Short exercise
Collect all the lines that mention the word "Billion".

Dataset excerpts
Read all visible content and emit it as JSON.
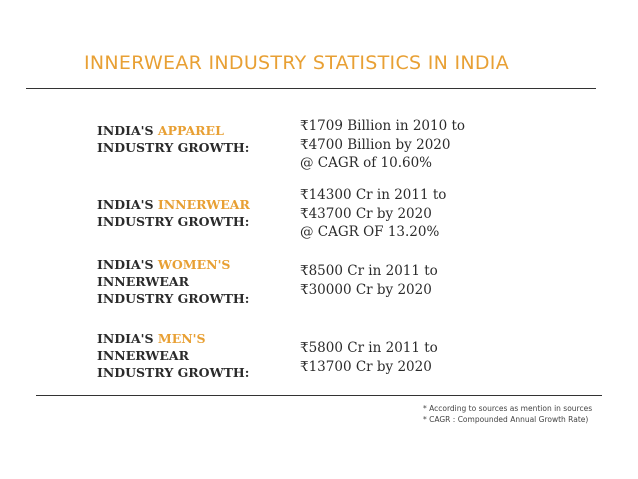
{
  "title": "INNERWEAR INDUSTRY STATISTICS IN INDIA",
  "rows": [
    {
      "label_prefix": "INDIA'S ",
      "label_highlight": "APPAREL",
      "label_lines": [
        "INDUSTRY GROWTH:"
      ],
      "values": [
        "₹1709 Billion in 2010 to",
        "₹4700 Billion by 2020",
        "@ CAGR of 10.60%"
      ]
    },
    {
      "label_prefix": "INDIA'S ",
      "label_highlight": "INNERWEAR",
      "label_lines": [
        "INDUSTRY GROWTH:"
      ],
      "values": [
        "₹14300 Cr in 2011 to",
        "₹43700 Cr by 2020",
        "@ CAGR OF 13.20%"
      ]
    },
    {
      "label_prefix": "INDIA'S ",
      "label_highlight": "WOMEN'S",
      "label_lines": [
        "INNERWEAR",
        "INDUSTRY GROWTH:"
      ],
      "values": [
        "₹8500 Cr in 2011 to",
        "₹30000 Cr by 2020"
      ]
    },
    {
      "label_prefix": "INDIA'S ",
      "label_highlight": "MEN'S",
      "label_lines": [
        "INNERWEAR",
        "INDUSTRY GROWTH:"
      ],
      "values": [
        "₹5800 Cr in 2011 to",
        "₹13700 Cr by 2020"
      ]
    }
  ],
  "footnotes": [
    "* According to sources as mention in sources",
    "* CAGR : Compounded Annual Growth Rate)"
  ],
  "colors": {
    "accent": "#e8a034",
    "text": "#2b2b2b"
  }
}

Task response
        "₹1709 Billion in 2010 to",
        "₹4700 Billion by 2020",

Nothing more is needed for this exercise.